## Source records
----------
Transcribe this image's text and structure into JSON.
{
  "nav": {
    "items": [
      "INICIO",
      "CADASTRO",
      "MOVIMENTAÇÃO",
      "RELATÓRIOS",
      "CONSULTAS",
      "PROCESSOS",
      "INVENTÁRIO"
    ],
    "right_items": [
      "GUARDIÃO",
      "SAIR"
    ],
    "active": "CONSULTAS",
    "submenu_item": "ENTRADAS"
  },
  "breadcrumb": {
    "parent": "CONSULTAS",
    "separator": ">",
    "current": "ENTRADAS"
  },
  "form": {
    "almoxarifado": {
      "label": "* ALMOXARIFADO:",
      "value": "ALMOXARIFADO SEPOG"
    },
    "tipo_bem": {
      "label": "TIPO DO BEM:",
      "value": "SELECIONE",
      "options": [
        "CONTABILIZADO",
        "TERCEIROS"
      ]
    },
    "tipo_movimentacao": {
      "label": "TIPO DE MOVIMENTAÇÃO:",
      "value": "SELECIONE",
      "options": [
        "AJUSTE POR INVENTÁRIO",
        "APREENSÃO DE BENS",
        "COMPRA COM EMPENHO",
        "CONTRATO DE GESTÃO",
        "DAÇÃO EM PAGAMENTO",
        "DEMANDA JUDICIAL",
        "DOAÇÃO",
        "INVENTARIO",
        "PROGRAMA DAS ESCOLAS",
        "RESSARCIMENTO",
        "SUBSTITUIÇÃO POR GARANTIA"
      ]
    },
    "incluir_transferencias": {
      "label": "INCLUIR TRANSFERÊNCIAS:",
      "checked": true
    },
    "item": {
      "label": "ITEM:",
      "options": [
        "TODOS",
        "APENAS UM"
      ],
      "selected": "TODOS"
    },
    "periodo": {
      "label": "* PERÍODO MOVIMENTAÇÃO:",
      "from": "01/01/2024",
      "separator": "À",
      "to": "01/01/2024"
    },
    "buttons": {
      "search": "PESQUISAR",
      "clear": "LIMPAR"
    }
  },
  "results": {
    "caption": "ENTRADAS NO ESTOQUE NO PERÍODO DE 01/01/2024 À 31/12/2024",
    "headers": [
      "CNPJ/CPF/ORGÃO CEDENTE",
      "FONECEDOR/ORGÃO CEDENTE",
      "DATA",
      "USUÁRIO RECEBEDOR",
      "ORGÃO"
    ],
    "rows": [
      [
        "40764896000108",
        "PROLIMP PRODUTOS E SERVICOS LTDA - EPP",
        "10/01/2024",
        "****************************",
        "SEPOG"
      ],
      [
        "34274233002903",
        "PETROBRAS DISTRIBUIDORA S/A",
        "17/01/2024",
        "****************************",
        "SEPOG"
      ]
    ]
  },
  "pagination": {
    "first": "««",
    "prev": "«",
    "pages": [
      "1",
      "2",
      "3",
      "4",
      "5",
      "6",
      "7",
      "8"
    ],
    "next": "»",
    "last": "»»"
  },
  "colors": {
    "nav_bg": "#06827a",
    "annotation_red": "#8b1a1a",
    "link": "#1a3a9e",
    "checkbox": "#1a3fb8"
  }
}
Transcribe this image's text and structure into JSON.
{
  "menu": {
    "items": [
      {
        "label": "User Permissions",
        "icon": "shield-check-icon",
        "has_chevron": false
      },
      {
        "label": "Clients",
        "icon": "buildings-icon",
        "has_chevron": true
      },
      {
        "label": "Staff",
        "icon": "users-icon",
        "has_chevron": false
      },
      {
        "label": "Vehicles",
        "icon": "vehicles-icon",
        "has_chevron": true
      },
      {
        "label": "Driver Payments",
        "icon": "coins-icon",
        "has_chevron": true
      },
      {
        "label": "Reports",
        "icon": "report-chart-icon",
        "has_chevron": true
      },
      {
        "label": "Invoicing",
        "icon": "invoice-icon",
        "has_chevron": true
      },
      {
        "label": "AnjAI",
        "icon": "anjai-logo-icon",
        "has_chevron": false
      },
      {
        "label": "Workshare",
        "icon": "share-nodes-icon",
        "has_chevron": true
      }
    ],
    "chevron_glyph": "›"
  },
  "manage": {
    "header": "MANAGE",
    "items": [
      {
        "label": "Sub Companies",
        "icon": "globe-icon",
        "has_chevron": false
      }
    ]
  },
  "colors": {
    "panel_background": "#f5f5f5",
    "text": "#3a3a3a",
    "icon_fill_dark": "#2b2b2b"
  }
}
----------
## TASK INSTRUCTIONS
Pull out each line containing the word "ENTRADAS" and copy it.

## REPLY
    "submenu_item": "ENTRADAS"
    "current": "ENTRADAS"
    "caption": "ENTRADAS NO ESTOQUE NO PERÍODO DE 01/01/2024 À 31/12/2024",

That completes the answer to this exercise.